* Your objective:
Reproduce all the lines exactly as they stand, apart from the pictures.

>> Begin Record extracts

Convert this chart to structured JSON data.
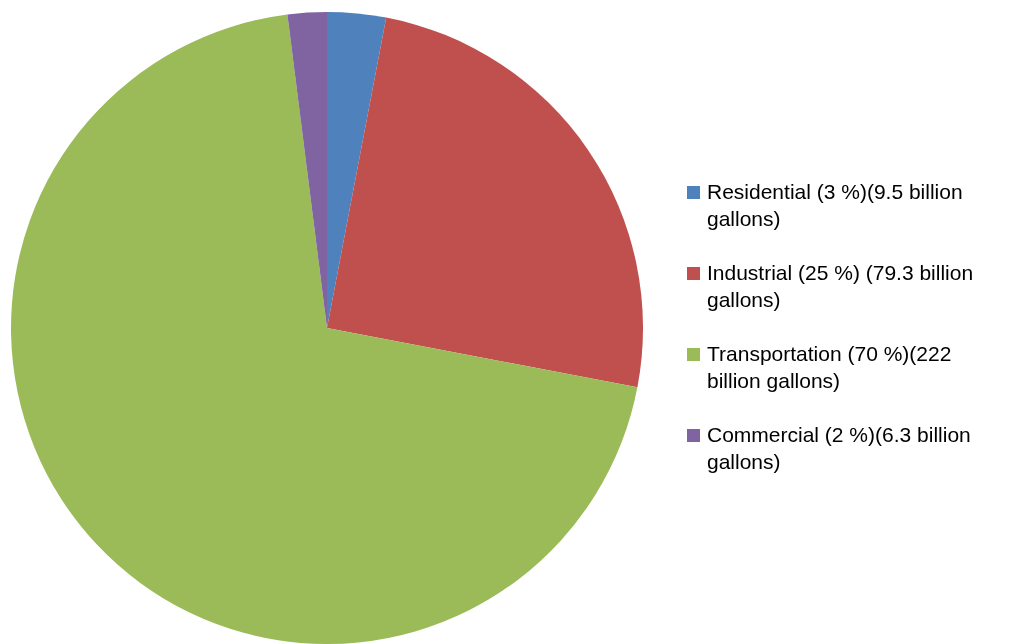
{
  "chart_data": {
    "type": "pie",
    "categories": [
      "Residential (3 %)(9.5 billion gallons)",
      "Industrial (25 %) (79.3 billion gallons)",
      "Transportation (70 %)(222 billion gallons)",
      "Commercial (2 %)(6.3 billion gallons)"
    ],
    "values": [
      3,
      25,
      70,
      2
    ],
    "colors": [
      "#4f81bd",
      "#c0504d",
      "#9bbb59",
      "#8064a2"
    ],
    "legend": "right"
  }
}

>> End Record extracts

* Finished task:
Convert this chart to structured JSON data.
{
  "chart_data": {
    "type": "pie",
    "categories": [
      "Residential (3 %)(9.5 billion gallons)",
      "Industrial (25 %) (79.3 billion gallons)",
      "Transportation (70 %)(222 billion gallons)",
      "Commercial (2 %)(6.3 billion gallons)"
    ],
    "values": [
      3,
      25,
      70,
      2
    ],
    "colors": [
      "#4f81bd",
      "#c0504d",
      "#9bbb59",
      "#8064a2"
    ],
    "legend": "right"
  }
}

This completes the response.